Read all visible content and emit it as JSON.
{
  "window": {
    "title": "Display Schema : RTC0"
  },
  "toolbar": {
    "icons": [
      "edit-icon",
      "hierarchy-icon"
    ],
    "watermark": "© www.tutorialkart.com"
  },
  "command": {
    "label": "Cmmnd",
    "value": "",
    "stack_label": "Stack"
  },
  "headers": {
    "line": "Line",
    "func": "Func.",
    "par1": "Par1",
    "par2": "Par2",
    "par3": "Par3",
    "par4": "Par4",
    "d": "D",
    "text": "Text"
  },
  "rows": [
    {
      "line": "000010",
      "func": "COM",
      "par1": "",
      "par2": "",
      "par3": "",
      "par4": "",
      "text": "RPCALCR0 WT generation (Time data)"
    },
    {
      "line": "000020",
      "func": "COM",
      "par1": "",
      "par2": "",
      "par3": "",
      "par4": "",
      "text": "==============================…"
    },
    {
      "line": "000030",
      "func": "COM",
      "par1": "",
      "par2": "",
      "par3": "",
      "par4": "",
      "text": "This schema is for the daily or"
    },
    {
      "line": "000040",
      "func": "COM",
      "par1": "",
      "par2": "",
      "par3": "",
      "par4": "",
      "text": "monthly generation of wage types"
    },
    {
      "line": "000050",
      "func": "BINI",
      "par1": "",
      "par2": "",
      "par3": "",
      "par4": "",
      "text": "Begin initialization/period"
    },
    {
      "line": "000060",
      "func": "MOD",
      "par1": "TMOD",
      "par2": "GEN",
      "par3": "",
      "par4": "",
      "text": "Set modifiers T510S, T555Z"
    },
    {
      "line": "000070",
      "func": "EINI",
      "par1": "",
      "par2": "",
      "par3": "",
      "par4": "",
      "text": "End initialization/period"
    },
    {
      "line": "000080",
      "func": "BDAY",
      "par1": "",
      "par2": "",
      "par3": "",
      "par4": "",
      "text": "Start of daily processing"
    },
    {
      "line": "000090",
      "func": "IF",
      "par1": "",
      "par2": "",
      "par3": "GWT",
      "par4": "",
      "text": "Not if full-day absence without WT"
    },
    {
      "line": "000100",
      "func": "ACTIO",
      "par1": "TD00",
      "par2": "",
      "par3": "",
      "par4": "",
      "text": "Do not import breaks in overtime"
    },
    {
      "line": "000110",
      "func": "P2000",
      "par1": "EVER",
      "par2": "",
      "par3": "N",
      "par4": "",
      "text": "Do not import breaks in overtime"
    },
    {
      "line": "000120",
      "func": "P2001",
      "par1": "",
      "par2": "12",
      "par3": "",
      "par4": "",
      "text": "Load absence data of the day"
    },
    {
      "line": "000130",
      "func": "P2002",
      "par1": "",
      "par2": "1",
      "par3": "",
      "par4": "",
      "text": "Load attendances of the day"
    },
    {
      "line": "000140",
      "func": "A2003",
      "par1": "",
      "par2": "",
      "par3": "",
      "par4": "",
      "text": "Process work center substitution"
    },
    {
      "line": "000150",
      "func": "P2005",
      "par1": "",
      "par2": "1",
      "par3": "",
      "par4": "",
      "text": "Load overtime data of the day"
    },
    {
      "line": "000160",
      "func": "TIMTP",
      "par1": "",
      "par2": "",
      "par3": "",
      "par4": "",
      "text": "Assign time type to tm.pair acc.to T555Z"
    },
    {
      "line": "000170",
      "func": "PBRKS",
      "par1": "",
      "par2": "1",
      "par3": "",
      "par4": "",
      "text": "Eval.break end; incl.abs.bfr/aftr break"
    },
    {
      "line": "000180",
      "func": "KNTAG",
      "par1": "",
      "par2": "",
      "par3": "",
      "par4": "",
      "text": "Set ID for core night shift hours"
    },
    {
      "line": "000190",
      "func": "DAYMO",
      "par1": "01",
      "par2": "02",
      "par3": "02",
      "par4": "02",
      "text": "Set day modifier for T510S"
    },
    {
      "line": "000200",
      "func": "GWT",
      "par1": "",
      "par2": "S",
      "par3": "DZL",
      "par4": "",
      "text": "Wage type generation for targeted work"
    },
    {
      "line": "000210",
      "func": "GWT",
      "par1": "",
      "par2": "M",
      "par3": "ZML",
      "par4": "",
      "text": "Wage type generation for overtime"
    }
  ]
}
□ □ □
§ **WHAT IS ASKED**
Locate and copy each line in the data above that includes the word "initialization".

§ **FINAL RESULT**
      "text": "Begin initialization/period"
      "text": "End initialization/period"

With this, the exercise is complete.